**Given task**
All of the material should be reproduced exactly, with pictures left out.

**Supplied records**
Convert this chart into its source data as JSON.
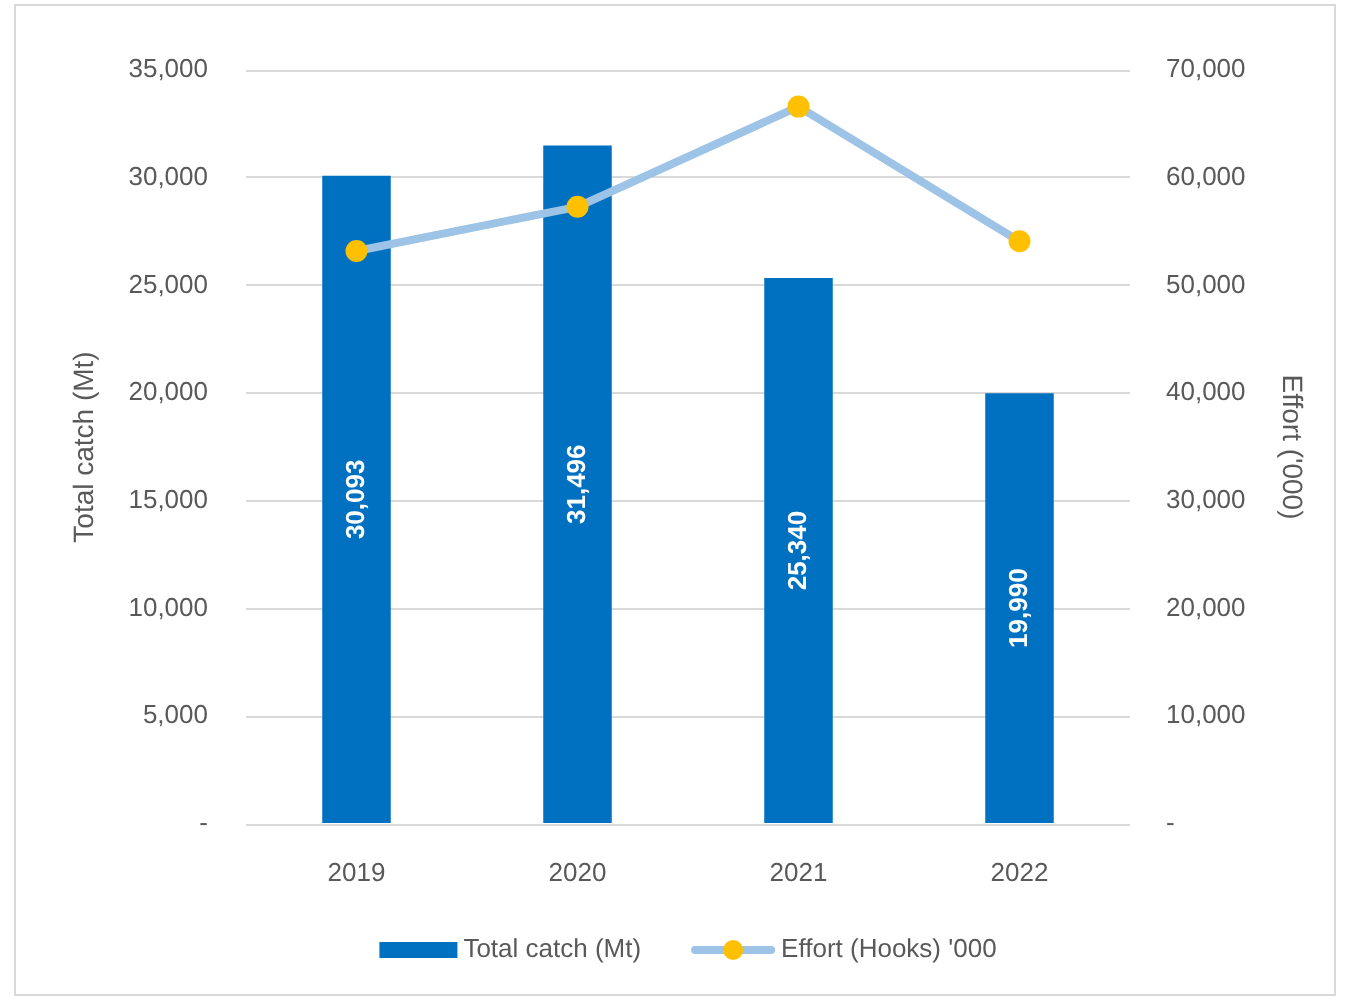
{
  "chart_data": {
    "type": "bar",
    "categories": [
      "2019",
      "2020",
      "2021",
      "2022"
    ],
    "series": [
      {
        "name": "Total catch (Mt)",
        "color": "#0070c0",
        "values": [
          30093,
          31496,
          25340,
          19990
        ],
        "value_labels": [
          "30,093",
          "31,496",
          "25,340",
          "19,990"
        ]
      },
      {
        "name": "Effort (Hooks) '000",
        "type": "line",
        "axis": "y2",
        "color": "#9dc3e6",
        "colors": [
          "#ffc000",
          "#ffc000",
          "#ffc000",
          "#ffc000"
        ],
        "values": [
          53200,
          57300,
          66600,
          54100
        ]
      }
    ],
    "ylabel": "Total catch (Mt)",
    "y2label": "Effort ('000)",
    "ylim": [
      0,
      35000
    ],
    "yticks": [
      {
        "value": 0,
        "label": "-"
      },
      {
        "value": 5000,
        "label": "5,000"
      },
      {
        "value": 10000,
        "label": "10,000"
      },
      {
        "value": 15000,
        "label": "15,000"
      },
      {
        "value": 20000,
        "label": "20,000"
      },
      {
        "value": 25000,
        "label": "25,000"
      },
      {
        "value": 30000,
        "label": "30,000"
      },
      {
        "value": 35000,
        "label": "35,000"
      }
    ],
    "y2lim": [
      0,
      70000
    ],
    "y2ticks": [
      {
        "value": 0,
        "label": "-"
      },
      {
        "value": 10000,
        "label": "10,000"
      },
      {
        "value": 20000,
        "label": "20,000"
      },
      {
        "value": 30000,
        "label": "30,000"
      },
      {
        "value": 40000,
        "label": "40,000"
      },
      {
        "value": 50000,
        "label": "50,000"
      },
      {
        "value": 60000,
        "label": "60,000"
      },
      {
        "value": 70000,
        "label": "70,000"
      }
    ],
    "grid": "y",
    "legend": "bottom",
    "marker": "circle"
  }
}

**The result**
Convert this chart into its source data as JSON.
{
  "chart_data": {
    "type": "bar",
    "categories": [
      "2019",
      "2020",
      "2021",
      "2022"
    ],
    "series": [
      {
        "name": "Total catch (Mt)",
        "color": "#0070c0",
        "values": [
          30093,
          31496,
          25340,
          19990
        ],
        "value_labels": [
          "30,093",
          "31,496",
          "25,340",
          "19,990"
        ]
      },
      {
        "name": "Effort (Hooks) '000",
        "type": "line",
        "axis": "y2",
        "color": "#9dc3e6",
        "colors": [
          "#ffc000",
          "#ffc000",
          "#ffc000",
          "#ffc000"
        ],
        "values": [
          53200,
          57300,
          66600,
          54100
        ]
      }
    ],
    "ylabel": "Total catch (Mt)",
    "y2label": "Effort ('000)",
    "ylim": [
      0,
      35000
    ],
    "yticks": [
      {
        "value": 0,
        "label": "-"
      },
      {
        "value": 5000,
        "label": "5,000"
      },
      {
        "value": 10000,
        "label": "10,000"
      },
      {
        "value": 15000,
        "label": "15,000"
      },
      {
        "value": 20000,
        "label": "20,000"
      },
      {
        "value": 25000,
        "label": "25,000"
      },
      {
        "value": 30000,
        "label": "30,000"
      },
      {
        "value": 35000,
        "label": "35,000"
      }
    ],
    "y2lim": [
      0,
      70000
    ],
    "y2ticks": [
      {
        "value": 0,
        "label": "-"
      },
      {
        "value": 10000,
        "label": "10,000"
      },
      {
        "value": 20000,
        "label": "20,000"
      },
      {
        "value": 30000,
        "label": "30,000"
      },
      {
        "value": 40000,
        "label": "40,000"
      },
      {
        "value": 50000,
        "label": "50,000"
      },
      {
        "value": 60000,
        "label": "60,000"
      },
      {
        "value": 70000,
        "label": "70,000"
      }
    ],
    "grid": "y",
    "legend": "bottom",
    "marker": "circle"
  }
}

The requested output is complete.